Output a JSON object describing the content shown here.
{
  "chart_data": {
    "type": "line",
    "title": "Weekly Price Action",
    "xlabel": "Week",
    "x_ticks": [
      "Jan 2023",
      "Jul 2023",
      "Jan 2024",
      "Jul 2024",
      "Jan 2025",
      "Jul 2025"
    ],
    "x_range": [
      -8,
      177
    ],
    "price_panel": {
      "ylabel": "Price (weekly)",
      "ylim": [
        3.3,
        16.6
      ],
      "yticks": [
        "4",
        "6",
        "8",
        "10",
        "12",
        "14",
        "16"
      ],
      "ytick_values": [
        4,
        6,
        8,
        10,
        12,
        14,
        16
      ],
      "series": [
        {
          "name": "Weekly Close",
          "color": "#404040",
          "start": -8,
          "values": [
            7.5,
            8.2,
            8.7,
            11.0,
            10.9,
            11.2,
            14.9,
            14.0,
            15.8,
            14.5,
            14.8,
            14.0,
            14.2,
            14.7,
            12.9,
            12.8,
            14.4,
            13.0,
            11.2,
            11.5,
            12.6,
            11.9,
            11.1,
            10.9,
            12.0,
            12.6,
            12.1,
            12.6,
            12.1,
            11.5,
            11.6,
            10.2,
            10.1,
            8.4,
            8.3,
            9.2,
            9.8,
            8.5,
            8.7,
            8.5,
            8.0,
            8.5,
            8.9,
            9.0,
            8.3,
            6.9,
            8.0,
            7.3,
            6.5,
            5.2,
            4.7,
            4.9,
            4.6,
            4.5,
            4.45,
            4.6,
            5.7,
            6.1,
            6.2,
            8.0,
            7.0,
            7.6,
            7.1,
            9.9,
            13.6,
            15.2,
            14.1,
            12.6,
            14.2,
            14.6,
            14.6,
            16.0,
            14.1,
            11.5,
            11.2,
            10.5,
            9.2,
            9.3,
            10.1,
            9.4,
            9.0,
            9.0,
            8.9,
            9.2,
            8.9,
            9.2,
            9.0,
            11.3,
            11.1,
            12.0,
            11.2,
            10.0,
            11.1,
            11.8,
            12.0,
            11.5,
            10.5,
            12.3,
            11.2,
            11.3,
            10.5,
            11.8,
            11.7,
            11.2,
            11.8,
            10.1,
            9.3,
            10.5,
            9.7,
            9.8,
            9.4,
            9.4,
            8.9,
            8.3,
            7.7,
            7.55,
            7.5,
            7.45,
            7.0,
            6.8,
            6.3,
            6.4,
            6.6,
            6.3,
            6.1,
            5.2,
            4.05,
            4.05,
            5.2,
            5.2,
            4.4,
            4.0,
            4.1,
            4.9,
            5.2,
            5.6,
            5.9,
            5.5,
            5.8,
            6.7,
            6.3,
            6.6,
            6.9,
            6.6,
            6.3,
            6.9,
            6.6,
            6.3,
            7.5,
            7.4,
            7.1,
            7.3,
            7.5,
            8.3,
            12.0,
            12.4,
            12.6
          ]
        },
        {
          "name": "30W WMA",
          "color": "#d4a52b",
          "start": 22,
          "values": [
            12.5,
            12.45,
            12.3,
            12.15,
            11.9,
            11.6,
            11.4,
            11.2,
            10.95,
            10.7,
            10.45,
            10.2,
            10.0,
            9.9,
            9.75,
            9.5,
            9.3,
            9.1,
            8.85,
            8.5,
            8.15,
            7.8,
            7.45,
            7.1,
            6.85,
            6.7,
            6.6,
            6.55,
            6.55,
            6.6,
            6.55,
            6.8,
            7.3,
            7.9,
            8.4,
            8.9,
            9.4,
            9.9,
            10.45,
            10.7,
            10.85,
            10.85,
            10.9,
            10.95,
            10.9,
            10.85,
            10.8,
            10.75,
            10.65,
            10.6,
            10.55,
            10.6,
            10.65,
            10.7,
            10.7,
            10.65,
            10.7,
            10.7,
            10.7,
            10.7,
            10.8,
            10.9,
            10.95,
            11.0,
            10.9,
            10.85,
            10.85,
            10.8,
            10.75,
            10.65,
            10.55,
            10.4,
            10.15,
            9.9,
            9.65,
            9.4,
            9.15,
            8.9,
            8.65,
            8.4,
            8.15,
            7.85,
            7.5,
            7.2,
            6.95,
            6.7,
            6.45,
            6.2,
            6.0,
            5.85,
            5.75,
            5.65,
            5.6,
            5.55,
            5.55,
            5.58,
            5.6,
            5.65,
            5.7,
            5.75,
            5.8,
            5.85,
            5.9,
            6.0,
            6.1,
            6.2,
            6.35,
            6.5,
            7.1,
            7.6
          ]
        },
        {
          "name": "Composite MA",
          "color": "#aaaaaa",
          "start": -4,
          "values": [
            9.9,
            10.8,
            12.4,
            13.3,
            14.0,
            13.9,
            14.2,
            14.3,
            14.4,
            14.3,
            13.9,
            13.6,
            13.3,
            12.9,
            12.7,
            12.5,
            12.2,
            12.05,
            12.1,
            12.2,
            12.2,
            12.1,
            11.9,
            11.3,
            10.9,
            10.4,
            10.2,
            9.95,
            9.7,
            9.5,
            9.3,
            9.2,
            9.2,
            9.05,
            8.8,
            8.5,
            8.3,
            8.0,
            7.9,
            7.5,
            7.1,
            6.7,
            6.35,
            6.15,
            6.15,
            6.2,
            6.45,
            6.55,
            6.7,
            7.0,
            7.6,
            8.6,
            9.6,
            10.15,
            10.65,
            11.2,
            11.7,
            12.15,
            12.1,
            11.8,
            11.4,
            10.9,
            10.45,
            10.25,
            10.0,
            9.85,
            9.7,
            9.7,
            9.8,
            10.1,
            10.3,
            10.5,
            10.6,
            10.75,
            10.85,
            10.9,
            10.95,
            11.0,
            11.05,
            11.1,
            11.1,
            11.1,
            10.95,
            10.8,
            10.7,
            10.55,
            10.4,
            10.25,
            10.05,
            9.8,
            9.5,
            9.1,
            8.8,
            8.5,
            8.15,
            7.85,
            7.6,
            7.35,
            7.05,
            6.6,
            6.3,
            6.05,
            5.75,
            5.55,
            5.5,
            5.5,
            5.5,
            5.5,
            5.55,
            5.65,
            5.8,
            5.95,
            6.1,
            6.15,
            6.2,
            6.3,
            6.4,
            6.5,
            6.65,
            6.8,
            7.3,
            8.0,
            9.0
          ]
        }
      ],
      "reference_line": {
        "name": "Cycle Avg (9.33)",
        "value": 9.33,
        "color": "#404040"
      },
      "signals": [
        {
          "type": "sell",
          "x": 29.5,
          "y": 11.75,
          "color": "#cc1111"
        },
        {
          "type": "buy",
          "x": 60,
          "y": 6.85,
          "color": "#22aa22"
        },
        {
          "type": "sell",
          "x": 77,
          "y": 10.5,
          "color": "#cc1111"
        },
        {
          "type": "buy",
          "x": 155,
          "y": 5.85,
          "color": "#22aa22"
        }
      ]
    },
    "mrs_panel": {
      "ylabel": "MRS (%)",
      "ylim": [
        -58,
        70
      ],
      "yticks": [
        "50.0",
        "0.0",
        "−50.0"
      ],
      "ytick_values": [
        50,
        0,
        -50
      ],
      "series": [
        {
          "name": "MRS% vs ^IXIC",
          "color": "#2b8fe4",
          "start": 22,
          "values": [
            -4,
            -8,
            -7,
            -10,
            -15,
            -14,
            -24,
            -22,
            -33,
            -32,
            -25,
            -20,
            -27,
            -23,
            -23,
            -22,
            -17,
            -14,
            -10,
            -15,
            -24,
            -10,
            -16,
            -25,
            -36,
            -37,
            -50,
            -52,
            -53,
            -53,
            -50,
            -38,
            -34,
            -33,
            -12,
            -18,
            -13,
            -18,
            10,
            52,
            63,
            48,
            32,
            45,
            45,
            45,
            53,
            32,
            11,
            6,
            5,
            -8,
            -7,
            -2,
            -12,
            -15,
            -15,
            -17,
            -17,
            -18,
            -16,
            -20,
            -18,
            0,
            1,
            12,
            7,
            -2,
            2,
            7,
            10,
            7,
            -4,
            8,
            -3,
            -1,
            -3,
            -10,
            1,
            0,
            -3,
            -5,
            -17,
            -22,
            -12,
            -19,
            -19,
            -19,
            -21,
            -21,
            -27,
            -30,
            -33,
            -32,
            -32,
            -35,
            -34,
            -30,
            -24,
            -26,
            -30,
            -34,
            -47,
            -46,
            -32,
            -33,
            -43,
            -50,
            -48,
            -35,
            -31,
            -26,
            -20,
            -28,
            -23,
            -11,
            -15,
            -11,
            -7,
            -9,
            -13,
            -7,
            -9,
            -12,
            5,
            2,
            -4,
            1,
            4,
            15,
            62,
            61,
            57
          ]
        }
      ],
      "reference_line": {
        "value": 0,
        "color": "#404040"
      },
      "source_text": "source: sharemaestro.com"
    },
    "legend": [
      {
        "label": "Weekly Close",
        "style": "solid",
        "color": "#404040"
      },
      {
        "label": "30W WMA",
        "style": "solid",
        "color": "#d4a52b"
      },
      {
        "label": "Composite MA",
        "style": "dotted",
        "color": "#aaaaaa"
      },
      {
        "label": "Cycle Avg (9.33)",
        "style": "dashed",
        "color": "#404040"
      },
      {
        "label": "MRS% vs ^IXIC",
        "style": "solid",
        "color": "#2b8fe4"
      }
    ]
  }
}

#### Required work
Among the lines above, count those containing the word "name" and give nothing but the result.

#### Exercise response
5